• **GOAL**: Reproduce the entries below in full, word for word.

Collected data entries
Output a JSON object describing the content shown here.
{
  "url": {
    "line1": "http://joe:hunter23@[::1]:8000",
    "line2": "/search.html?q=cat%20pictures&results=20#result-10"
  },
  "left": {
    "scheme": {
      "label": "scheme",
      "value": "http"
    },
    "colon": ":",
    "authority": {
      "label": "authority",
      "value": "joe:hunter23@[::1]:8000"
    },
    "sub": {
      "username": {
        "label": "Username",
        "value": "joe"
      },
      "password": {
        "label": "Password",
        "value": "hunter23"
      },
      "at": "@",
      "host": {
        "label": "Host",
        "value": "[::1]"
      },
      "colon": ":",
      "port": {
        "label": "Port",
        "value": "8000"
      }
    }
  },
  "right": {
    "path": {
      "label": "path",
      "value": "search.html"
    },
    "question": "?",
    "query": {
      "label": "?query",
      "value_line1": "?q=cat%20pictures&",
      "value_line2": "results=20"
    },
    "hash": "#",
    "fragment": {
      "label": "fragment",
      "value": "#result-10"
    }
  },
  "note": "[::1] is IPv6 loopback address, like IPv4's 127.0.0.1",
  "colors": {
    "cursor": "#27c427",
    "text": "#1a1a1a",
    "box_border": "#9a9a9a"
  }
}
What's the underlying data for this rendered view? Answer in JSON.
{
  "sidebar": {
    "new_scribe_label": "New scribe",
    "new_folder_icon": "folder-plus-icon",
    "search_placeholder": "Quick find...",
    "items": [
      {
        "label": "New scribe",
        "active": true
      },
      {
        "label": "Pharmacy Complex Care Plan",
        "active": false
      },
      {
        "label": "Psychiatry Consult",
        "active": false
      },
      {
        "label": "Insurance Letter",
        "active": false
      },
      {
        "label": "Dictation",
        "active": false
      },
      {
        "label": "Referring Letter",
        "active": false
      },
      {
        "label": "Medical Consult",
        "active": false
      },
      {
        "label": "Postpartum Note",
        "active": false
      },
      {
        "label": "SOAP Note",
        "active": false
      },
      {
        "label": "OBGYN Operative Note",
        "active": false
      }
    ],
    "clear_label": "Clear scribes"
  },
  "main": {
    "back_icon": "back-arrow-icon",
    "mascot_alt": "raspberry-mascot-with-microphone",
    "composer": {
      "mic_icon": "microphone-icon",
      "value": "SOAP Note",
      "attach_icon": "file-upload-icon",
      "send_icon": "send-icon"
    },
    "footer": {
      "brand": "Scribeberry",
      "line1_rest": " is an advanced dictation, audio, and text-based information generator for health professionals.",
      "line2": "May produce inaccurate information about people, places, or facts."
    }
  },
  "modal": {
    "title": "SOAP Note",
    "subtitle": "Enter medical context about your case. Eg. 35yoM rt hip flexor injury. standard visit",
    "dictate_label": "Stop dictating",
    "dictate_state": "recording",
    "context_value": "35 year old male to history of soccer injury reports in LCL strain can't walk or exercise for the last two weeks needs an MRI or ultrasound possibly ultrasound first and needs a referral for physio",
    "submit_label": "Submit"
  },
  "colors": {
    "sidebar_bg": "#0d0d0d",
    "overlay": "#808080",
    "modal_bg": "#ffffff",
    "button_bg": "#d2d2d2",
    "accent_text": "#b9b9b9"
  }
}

• **WRITTEN ANSWER**:
Output a JSON object describing the content shown here.
{
  "url": {
    "line1": "http://joe:hunter23@[::1]:8000",
    "line2": "/search.html?q=cat%20pictures&results=20#result-10"
  },
  "left": {
    "scheme": {
      "label": "scheme",
      "value": "http"
    },
    "colon": ":",
    "authority": {
      "label": "authority",
      "value": "joe:hunter23@[::1]:8000"
    },
    "sub": {
      "username": {
        "label": "Username",
        "value": "joe"
      },
      "password": {
        "label": "Password",
        "value": "hunter23"
      },
      "at": "@",
      "host": {
        "label": "Host",
        "value": "[::1]"
      },
      "colon": ":",
      "port": {
        "label": "Port",
        "value": "8000"
      }
    }
  },
  "right": {
    "path": {
      "label": "path",
      "value": "search.html"
    },
    "question": "?",
    "query": {
      "label": "?query",
      "value_line1": "?q=cat%20pictures&",
      "value_line2": "results=20"
    },
    "hash": "#",
    "fragment": {
      "label": "fragment",
      "value": "#result-10"
    }
  },
  "note": "[::1] is IPv6 loopback address, like IPv4's 127.0.0.1",
  "colors": {
    "cursor": "#27c427",
    "text": "#1a1a1a",
    "box_border": "#9a9a9a"
  }
}
What's the underlying data for this rendered view? Answer in JSON.
{
  "sidebar": {
    "new_scribe_label": "New scribe",
    "new_folder_icon": "folder-plus-icon",
    "search_placeholder": "Quick find...",
    "items": [
      {
        "label": "New scribe",
        "active": true
      },
      {
        "label": "Pharmacy Complex Care Plan",
        "active": false
      },
      {
        "label": "Psychiatry Consult",
        "active": false
      },
      {
        "label": "Insurance Letter",
        "active": false
      },
      {
        "label": "Dictation",
        "active": false
      },
      {
        "label": "Referring Letter",
        "active": false
      },
      {
        "label": "Medical Consult",
        "active": false
      },
      {
        "label": "Postpartum Note",
        "active": false
      },
      {
        "label": "SOAP Note",
        "active": false
      },
      {
        "label": "OBGYN Operative Note",
        "active": false
      }
    ],
    "clear_label": "Clear scribes"
  },
  "main": {
    "back_icon": "back-arrow-icon",
    "mascot_alt": "raspberry-mascot-with-microphone",
    "composer": {
      "mic_icon": "microphone-icon",
      "value": "SOAP Note",
      "attach_icon": "file-upload-icon",
      "send_icon": "send-icon"
    },
    "footer": {
      "brand": "Scribeberry",
      "line1_rest": " is an advanced dictation, audio, and text-based information generator for health professionals.",
      "line2": "May produce inaccurate information about people, places, or facts."
    }
  },
  "modal": {
    "title": "SOAP Note",
    "subtitle": "Enter medical context about your case. Eg. 35yoM rt hip flexor injury. standard visit",
    "dictate_label": "Stop dictating",
    "dictate_state": "recording",
    "context_value": "35 year old male to history of soccer injury reports in LCL strain can't walk or exercise for the last two weeks needs an MRI or ultrasound possibly ultrasound first and needs a referral for physio",
    "submit_label": "Submit"
  },
  "colors": {
    "sidebar_bg": "#0d0d0d",
    "overlay": "#808080",
    "modal_bg": "#ffffff",
    "button_bg": "#d2d2d2",
    "accent_text": "#b9b9b9"
  }
}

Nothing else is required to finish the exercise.